— Begin —

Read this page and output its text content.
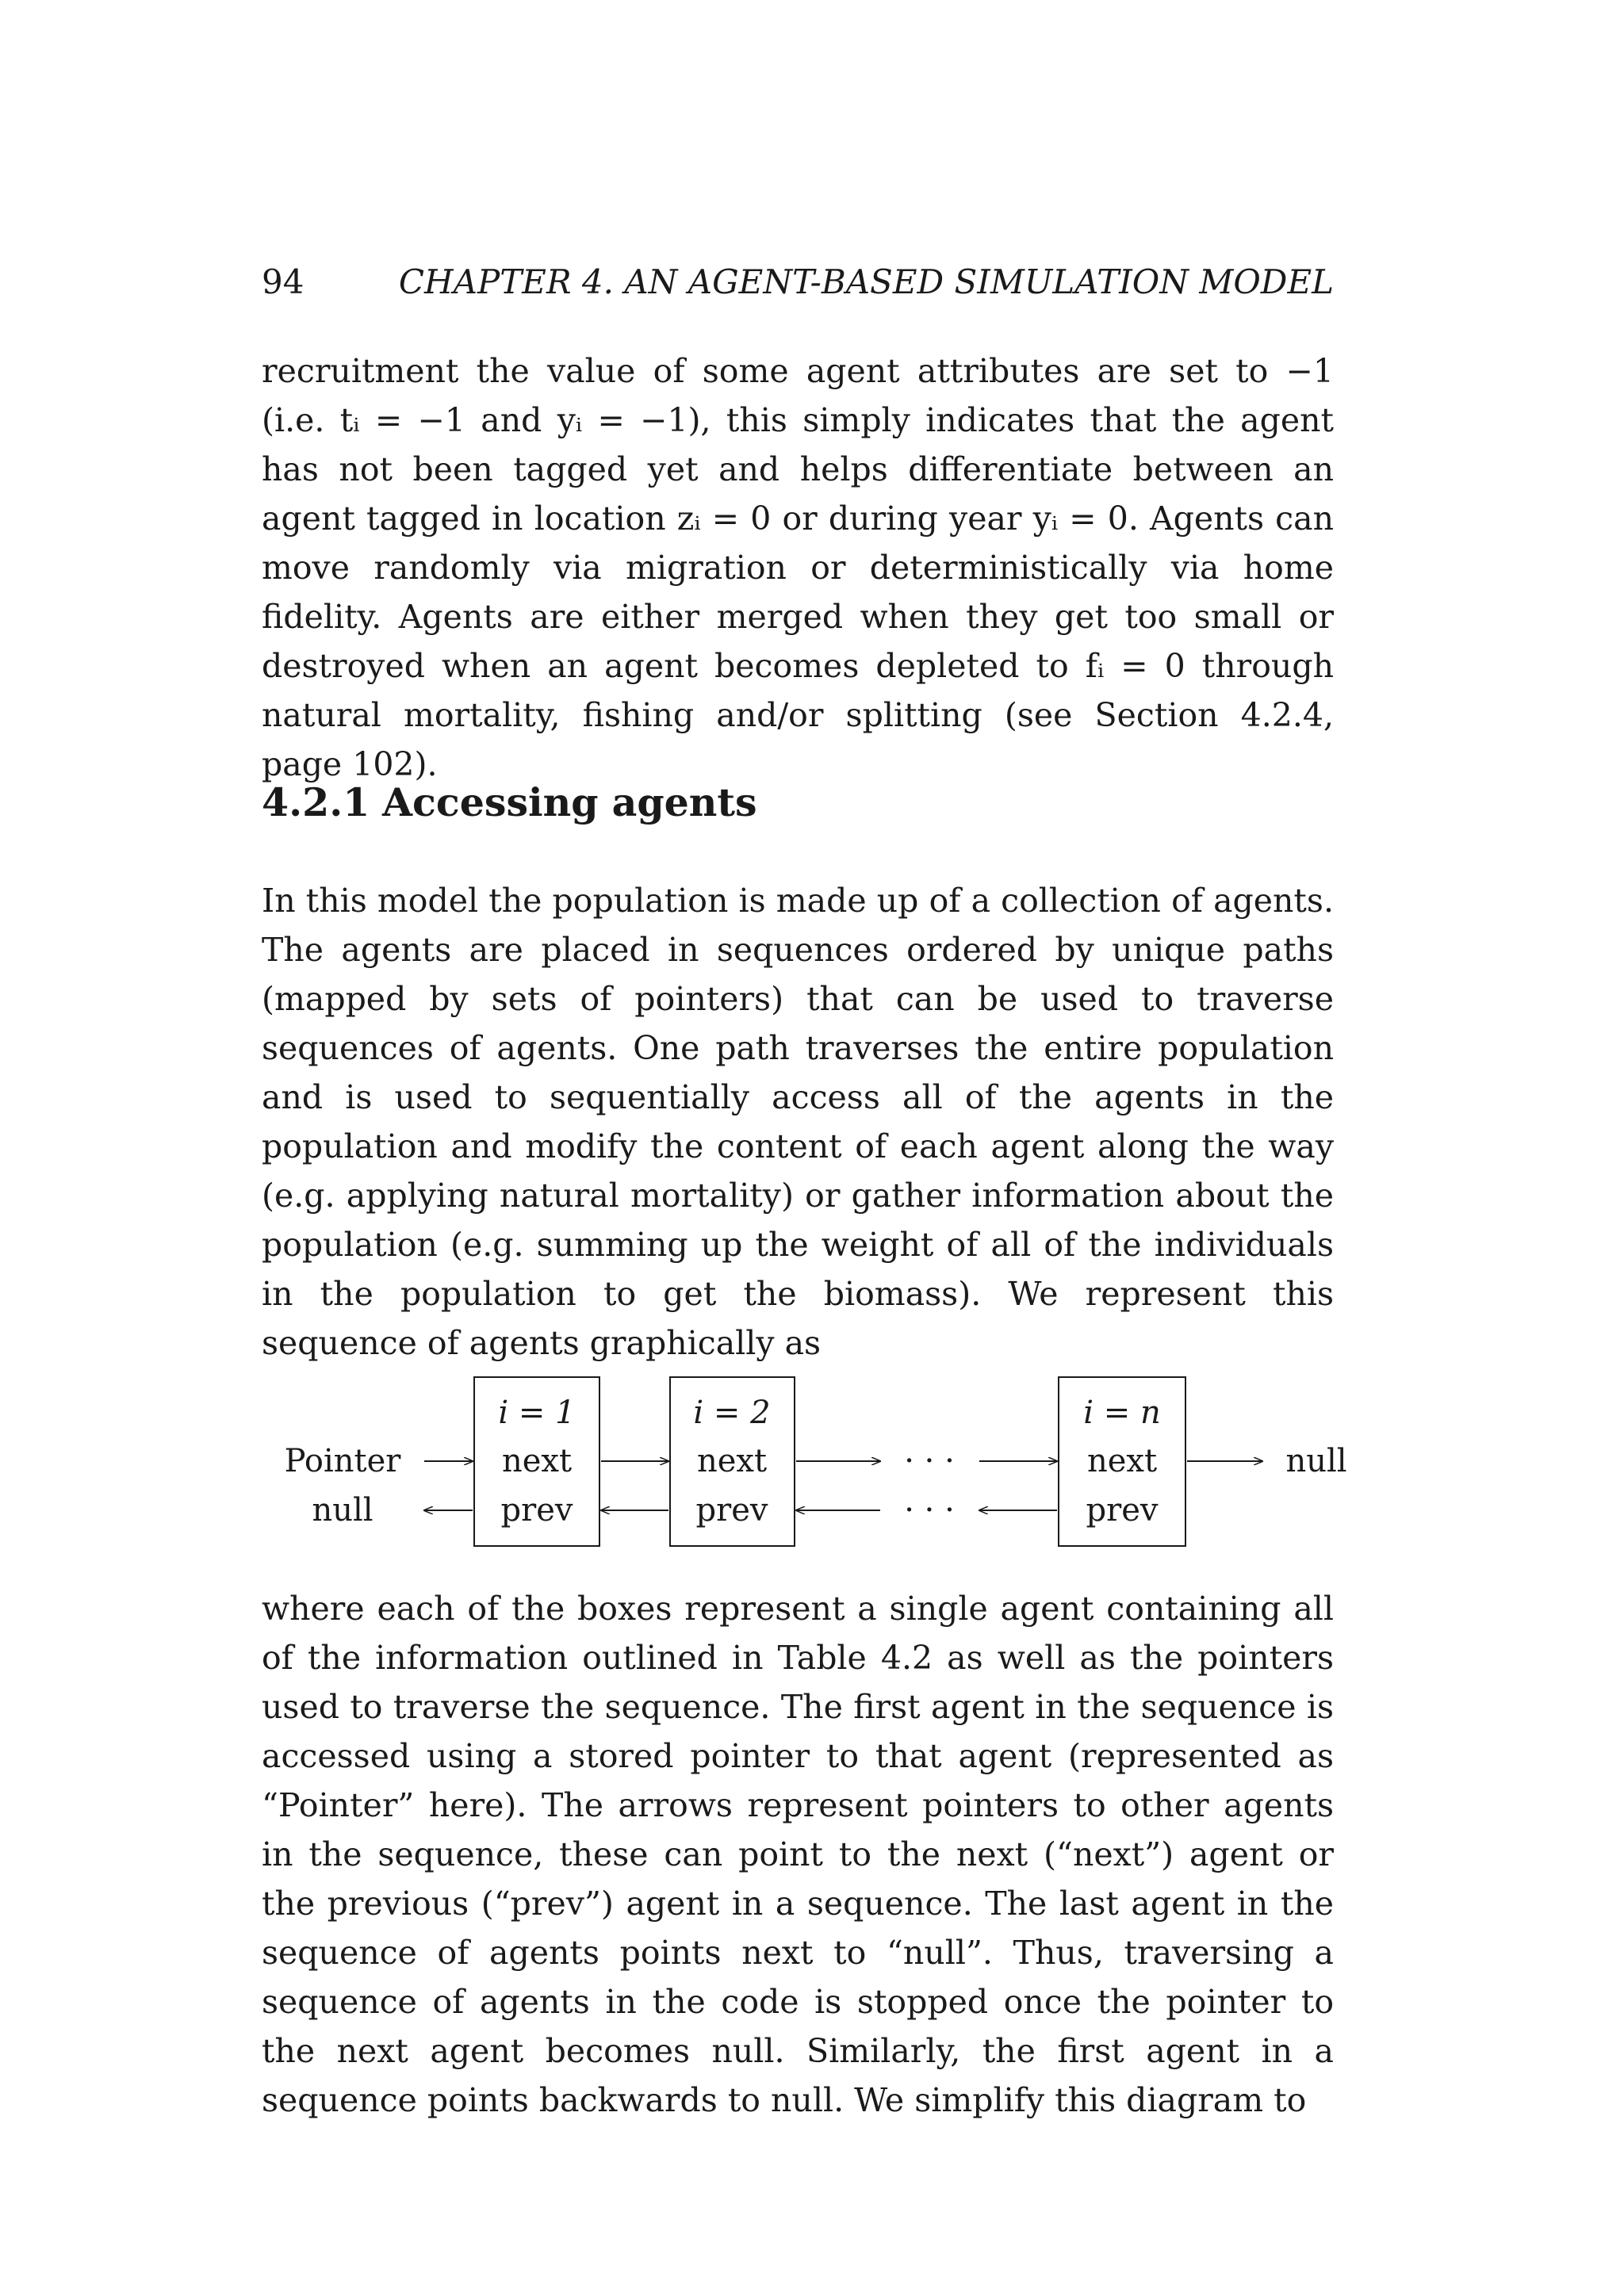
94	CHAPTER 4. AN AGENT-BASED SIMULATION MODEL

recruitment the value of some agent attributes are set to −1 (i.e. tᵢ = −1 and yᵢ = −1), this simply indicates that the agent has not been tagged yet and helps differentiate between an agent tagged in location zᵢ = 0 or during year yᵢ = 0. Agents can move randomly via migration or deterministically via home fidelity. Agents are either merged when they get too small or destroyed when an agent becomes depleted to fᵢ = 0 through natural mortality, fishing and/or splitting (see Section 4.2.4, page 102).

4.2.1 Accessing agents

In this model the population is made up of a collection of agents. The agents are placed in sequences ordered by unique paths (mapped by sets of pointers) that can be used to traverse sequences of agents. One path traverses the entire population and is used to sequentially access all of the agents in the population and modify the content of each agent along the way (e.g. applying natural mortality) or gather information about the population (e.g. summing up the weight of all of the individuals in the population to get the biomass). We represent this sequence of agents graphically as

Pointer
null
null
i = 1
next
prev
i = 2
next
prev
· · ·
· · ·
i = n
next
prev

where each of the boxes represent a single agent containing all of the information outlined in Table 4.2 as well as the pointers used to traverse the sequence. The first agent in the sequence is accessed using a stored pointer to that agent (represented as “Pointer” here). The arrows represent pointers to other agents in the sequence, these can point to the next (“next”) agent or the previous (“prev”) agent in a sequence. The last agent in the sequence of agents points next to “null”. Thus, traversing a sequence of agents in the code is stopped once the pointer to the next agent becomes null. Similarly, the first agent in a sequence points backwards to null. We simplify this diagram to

— End —
— Begin —

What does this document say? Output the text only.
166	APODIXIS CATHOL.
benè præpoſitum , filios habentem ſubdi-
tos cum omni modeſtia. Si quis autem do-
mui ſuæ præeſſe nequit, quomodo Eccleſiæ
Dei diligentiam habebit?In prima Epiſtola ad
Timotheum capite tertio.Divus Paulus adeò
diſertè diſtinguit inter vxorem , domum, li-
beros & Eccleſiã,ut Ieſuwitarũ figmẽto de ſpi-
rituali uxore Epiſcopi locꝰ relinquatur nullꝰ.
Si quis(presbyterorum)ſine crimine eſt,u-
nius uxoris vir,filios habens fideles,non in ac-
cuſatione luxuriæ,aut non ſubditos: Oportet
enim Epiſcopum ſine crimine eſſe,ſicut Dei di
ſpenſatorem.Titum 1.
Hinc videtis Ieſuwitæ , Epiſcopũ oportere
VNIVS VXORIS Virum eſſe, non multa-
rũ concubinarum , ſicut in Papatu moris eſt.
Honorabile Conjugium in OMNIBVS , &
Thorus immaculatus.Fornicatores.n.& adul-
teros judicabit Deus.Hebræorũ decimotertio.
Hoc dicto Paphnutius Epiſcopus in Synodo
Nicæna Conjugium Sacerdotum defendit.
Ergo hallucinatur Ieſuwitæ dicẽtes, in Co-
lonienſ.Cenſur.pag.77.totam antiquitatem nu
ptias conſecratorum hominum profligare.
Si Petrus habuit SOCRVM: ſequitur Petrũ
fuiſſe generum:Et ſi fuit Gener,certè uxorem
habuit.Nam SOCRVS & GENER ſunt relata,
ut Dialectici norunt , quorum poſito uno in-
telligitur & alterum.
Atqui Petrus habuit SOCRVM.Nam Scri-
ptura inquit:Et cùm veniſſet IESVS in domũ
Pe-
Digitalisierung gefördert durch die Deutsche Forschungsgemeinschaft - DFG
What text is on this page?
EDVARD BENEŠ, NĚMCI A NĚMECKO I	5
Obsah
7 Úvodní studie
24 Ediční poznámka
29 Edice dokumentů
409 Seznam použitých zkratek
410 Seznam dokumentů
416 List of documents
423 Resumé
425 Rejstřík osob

— End —

Pull out and copy each line containing the string "What".

What does this document say? Output the text only.
What text is on this page?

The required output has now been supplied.